#### ITEMS ####

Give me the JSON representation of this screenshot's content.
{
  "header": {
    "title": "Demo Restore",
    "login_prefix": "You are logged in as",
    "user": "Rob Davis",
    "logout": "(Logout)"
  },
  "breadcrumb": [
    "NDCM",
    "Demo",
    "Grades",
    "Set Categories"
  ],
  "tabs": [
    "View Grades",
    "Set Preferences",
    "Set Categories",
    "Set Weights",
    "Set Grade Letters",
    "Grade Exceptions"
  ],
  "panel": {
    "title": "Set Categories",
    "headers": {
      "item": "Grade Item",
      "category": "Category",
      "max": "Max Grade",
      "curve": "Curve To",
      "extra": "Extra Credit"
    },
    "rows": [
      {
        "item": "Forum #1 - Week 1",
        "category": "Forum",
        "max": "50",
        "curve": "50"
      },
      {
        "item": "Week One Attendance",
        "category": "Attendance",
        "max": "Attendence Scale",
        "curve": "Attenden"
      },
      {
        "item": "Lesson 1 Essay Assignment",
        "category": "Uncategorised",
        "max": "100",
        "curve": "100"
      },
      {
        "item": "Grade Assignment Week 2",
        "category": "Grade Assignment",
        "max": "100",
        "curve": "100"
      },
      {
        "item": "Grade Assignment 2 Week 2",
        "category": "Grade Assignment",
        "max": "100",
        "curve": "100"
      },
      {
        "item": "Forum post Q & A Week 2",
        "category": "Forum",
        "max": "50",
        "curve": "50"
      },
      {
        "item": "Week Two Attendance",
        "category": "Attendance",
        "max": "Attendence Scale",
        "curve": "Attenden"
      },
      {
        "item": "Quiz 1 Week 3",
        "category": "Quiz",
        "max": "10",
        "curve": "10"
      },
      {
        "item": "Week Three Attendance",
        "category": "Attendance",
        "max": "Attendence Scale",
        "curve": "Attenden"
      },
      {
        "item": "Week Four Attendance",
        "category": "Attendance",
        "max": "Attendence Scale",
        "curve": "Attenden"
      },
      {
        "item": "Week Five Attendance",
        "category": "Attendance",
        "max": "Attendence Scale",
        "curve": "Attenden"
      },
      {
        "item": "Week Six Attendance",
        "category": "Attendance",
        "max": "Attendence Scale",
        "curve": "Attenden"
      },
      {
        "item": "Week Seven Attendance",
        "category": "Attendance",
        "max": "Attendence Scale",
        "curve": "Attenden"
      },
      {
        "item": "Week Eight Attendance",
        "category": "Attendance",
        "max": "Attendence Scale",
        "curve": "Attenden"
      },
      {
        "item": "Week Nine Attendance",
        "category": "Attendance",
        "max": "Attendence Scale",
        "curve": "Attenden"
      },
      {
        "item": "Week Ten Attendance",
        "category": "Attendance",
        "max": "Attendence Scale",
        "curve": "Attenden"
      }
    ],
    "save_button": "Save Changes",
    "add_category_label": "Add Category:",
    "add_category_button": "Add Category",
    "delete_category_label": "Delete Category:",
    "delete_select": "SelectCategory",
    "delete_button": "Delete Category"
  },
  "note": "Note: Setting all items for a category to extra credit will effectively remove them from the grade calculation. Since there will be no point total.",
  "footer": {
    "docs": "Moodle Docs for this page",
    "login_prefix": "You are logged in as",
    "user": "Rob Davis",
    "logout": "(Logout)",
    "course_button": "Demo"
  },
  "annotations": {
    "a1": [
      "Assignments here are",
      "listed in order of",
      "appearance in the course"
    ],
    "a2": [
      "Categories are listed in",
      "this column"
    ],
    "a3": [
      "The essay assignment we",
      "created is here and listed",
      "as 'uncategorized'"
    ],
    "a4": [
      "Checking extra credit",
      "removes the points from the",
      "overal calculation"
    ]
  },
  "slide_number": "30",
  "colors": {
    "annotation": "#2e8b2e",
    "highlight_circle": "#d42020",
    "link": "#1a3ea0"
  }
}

####

GOAL OF THE EXERCISE:
Retype the listing. Match it exactly.

SOLUTION:
Give me the JSON representation of this screenshot's content.
{
  "header": {
    "title": "Demo Restore",
    "login_prefix": "You are logged in as",
    "user": "Rob Davis",
    "logout": "(Logout)"
  },
  "breadcrumb": [
    "NDCM",
    "Demo",
    "Grades",
    "Set Categories"
  ],
  "tabs": [
    "View Grades",
    "Set Preferences",
    "Set Categories",
    "Set Weights",
    "Set Grade Letters",
    "Grade Exceptions"
  ],
  "panel": {
    "title": "Set Categories",
    "headers": {
      "item": "Grade Item",
      "category": "Category",
      "max": "Max Grade",
      "curve": "Curve To",
      "extra": "Extra Credit"
    },
    "rows": [
      {
        "item": "Forum #1 - Week 1",
        "category": "Forum",
        "max": "50",
        "curve": "50"
      },
      {
        "item": "Week One Attendance",
        "category": "Attendance",
        "max": "Attendence Scale",
        "curve": "Attenden"
      },
      {
        "item": "Lesson 1 Essay Assignment",
        "category": "Uncategorised",
        "max": "100",
        "curve": "100"
      },
      {
        "item": "Grade Assignment Week 2",
        "category": "Grade Assignment",
        "max": "100",
        "curve": "100"
      },
      {
        "item": "Grade Assignment 2 Week 2",
        "category": "Grade Assignment",
        "max": "100",
        "curve": "100"
      },
      {
        "item": "Forum post Q & A Week 2",
        "category": "Forum",
        "max": "50",
        "curve": "50"
      },
      {
        "item": "Week Two Attendance",
        "category": "Attendance",
        "max": "Attendence Scale",
        "curve": "Attenden"
      },
      {
        "item": "Quiz 1 Week 3",
        "category": "Quiz",
        "max": "10",
        "curve": "10"
      },
      {
        "item": "Week Three Attendance",
        "category": "Attendance",
        "max": "Attendence Scale",
        "curve": "Attenden"
      },
      {
        "item": "Week Four Attendance",
        "category": "Attendance",
        "max": "Attendence Scale",
        "curve": "Attenden"
      },
      {
        "item": "Week Five Attendance",
        "category": "Attendance",
        "max": "Attendence Scale",
        "curve": "Attenden"
      },
      {
        "item": "Week Six Attendance",
        "category": "Attendance",
        "max": "Attendence Scale",
        "curve": "Attenden"
      },
      {
        "item": "Week Seven Attendance",
        "category": "Attendance",
        "max": "Attendence Scale",
        "curve": "Attenden"
      },
      {
        "item": "Week Eight Attendance",
        "category": "Attendance",
        "max": "Attendence Scale",
        "curve": "Attenden"
      },
      {
        "item": "Week Nine Attendance",
        "category": "Attendance",
        "max": "Attendence Scale",
        "curve": "Attenden"
      },
      {
        "item": "Week Ten Attendance",
        "category": "Attendance",
        "max": "Attendence Scale",
        "curve": "Attenden"
      }
    ],
    "save_button": "Save Changes",
    "add_category_label": "Add Category:",
    "add_category_button": "Add Category",
    "delete_category_label": "Delete Category:",
    "delete_select": "SelectCategory",
    "delete_button": "Delete Category"
  },
  "note": "Note: Setting all items for a category to extra credit will effectively remove them from the grade calculation. Since there will be no point total.",
  "footer": {
    "docs": "Moodle Docs for this page",
    "login_prefix": "You are logged in as",
    "user": "Rob Davis",
    "logout": "(Logout)",
    "course_button": "Demo"
  },
  "annotations": {
    "a1": [
      "Assignments here are",
      "listed in order of",
      "appearance in the course"
    ],
    "a2": [
      "Categories are listed in",
      "this column"
    ],
    "a3": [
      "The essay assignment we",
      "created is here and listed",
      "as 'uncategorized'"
    ],
    "a4": [
      "Checking extra credit",
      "removes the points from the",
      "overal calculation"
    ]
  },
  "slide_number": "30",
  "colors": {
    "annotation": "#2e8b2e",
    "highlight_circle": "#d42020",
    "link": "#1a3ea0"
  }
}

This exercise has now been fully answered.